* **Exercise**
Find all lines in the listing that include the word "Suprema", then copy them.

[Source data]
-- begin --

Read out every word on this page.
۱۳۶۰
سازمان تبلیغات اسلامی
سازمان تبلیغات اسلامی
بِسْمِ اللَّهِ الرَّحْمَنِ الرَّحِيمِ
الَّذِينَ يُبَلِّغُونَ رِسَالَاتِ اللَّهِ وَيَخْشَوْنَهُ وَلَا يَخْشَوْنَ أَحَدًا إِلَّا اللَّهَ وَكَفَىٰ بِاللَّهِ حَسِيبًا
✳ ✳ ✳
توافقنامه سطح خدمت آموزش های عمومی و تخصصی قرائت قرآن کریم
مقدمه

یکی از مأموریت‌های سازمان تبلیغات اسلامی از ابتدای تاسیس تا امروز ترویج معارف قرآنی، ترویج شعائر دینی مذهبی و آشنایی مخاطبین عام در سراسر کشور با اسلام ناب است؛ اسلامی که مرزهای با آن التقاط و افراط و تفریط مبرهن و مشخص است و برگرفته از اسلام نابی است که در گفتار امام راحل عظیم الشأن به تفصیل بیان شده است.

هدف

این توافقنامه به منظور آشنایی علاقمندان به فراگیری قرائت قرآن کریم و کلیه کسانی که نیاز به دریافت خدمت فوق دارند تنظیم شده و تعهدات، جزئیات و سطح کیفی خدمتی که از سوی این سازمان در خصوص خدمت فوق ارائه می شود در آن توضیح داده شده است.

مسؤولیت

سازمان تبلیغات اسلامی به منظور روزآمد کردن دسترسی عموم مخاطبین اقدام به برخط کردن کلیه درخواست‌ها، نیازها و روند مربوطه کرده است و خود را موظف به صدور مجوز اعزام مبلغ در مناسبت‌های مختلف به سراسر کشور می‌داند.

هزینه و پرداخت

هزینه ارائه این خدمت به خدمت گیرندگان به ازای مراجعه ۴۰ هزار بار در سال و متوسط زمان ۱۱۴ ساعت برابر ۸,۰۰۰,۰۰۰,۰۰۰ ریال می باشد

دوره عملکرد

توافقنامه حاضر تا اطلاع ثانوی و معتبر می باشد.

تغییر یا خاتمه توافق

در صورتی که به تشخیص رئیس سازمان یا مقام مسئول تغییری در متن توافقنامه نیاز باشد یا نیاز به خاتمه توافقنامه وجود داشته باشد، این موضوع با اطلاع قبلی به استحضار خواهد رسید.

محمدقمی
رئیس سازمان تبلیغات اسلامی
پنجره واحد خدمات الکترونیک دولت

-- end --
-- begin --

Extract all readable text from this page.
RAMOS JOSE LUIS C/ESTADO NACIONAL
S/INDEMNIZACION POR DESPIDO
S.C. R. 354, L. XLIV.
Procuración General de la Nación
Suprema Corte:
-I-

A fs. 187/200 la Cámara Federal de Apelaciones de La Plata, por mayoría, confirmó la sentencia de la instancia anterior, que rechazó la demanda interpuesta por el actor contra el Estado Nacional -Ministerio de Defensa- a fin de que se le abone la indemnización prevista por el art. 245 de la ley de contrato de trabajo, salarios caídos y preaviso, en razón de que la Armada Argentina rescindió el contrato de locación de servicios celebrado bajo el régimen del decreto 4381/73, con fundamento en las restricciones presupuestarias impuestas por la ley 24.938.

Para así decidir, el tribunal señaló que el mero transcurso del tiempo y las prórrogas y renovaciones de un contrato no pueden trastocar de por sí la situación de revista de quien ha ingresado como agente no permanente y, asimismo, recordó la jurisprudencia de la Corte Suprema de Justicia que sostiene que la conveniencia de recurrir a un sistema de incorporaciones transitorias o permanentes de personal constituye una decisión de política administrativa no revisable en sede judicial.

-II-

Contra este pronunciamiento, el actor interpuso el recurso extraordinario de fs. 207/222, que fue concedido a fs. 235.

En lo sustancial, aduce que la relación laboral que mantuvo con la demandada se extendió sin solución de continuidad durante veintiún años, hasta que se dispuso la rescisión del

-- end --

* **Exercise output**
Suprema Corte:
Para así decidir, el tribunal señaló que el mero transcurso del tiempo y las prórrogas y renovaciones de un contrato no pueden trastocar de por sí la situación de revista de quien ha ingresado como agente no permanente y, asimismo, recordó la jurisprudencia de la Corte Suprema de Justicia que sostiene que la conveniencia de recurrir a un sistema de incorporaciones transitorias o permanentes de personal constituye una decisión de política administrativa no revisable en sede judicial.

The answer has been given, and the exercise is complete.